-- BEGIN --

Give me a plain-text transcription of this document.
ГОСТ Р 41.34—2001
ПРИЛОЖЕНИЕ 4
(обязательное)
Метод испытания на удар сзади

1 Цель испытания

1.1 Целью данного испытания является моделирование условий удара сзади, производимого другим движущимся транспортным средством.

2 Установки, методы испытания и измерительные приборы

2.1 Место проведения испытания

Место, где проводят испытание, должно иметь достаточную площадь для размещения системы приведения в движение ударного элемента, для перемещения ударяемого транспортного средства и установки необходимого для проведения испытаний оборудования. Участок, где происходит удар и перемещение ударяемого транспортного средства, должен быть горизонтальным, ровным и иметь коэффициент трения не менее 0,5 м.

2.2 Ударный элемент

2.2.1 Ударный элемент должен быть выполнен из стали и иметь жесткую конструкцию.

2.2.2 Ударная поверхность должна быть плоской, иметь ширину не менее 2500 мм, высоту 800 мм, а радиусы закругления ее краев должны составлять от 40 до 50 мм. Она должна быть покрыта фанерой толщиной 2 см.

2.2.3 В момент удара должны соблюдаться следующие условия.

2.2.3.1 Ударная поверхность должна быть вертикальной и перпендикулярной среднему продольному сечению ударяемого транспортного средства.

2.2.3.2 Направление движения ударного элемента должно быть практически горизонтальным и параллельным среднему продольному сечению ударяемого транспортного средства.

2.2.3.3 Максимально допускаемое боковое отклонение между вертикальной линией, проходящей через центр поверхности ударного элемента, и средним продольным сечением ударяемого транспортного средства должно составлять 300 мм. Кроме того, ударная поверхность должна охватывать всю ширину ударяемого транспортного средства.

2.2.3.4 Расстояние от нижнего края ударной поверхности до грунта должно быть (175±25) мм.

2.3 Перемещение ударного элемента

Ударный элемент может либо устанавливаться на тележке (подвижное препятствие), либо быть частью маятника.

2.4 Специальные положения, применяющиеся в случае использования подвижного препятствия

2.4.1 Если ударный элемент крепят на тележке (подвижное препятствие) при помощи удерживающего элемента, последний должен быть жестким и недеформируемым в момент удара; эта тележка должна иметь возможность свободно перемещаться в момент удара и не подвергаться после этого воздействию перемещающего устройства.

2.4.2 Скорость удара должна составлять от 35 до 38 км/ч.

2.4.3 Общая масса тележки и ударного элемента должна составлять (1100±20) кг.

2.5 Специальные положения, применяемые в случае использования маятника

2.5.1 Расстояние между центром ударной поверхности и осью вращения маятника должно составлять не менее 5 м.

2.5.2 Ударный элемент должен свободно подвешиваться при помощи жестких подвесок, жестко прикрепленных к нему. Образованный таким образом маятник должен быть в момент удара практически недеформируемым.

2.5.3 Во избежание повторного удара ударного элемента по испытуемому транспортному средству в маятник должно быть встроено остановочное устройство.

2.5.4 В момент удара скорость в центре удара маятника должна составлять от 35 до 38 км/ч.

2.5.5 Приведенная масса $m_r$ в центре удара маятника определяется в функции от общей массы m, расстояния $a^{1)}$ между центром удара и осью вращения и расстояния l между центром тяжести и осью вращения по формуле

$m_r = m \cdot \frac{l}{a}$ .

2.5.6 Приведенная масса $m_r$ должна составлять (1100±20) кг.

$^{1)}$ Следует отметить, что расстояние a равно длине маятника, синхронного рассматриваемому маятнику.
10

-- END --

→ WORK TO DO: Search the data for the string "практически" and copy each line where it appears.

→ EXERCISE SOLUTION:
2.2.3.2 Направление движения ударного элемента должно быть практически горизонтальным и параллельным среднему продольному сечению ударяемого транспортного средства.
2.5.2 Ударный элемент должен свободно подвешиваться при помощи жестких подвесок, жестко прикрепленных к нему. Образованный таким образом маятник должен быть в момент удара практически недеформируемым.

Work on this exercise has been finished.